§ Exercise description
Copy out the records precisely, omitting pictures.

§ Material to process
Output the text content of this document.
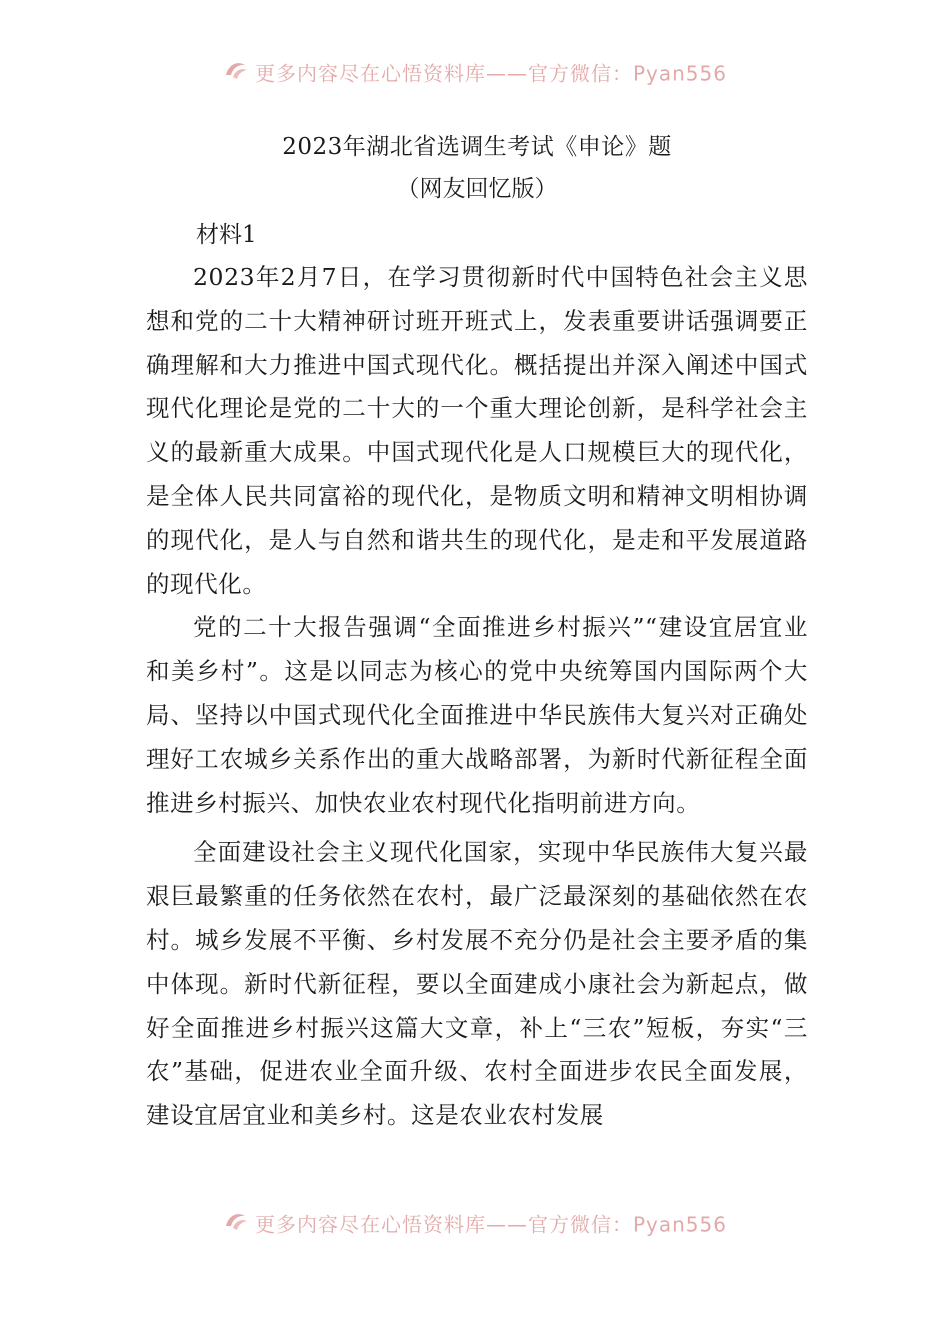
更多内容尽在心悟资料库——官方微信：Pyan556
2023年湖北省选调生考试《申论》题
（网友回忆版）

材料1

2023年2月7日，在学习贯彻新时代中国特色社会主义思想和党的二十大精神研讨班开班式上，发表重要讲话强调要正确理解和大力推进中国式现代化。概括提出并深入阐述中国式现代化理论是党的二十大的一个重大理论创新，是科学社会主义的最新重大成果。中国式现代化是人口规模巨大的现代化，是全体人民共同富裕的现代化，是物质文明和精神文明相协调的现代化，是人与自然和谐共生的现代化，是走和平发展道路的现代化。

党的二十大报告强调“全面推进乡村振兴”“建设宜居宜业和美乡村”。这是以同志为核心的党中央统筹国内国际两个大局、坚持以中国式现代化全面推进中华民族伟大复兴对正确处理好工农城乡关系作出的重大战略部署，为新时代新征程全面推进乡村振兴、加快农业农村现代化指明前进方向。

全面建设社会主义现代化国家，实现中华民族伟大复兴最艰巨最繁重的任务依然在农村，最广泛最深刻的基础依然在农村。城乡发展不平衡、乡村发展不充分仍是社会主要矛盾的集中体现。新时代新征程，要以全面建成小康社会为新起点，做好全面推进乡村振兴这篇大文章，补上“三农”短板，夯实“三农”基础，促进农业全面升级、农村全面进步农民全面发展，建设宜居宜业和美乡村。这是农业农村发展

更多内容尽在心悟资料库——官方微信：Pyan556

§ Task answer
Output the text content of this document.
更多内容尽在心悟资料库——官方微信：Pyan556
2023年湖北省选调生考试《申论》题
（网友回忆版）

材料1

2023年2月7日，在学习贯彻新时代中国特色社会主义思想和党的二十大精神研讨班开班式上，发表重要讲话强调要正确理解和大力推进中国式现代化。概括提出并深入阐述中国式现代化理论是党的二十大的一个重大理论创新，是科学社会主义的最新重大成果。中国式现代化是人口规模巨大的现代化，是全体人民共同富裕的现代化，是物质文明和精神文明相协调的现代化，是人与自然和谐共生的现代化，是走和平发展道路的现代化。

党的二十大报告强调“全面推进乡村振兴”“建设宜居宜业和美乡村”。这是以同志为核心的党中央统筹国内国际两个大局、坚持以中国式现代化全面推进中华民族伟大复兴对正确处理好工农城乡关系作出的重大战略部署，为新时代新征程全面推进乡村振兴、加快农业农村现代化指明前进方向。

全面建设社会主义现代化国家，实现中华民族伟大复兴最艰巨最繁重的任务依然在农村，最广泛最深刻的基础依然在农村。城乡发展不平衡、乡村发展不充分仍是社会主要矛盾的集中体现。新时代新征程，要以全面建成小康社会为新起点，做好全面推进乡村振兴这篇大文章，补上“三农”短板，夯实“三农”基础，促进农业全面升级、农村全面进步农民全面发展，建设宜居宜业和美乡村。这是农业农村发展

更多内容尽在心悟资料库——官方微信：Pyan556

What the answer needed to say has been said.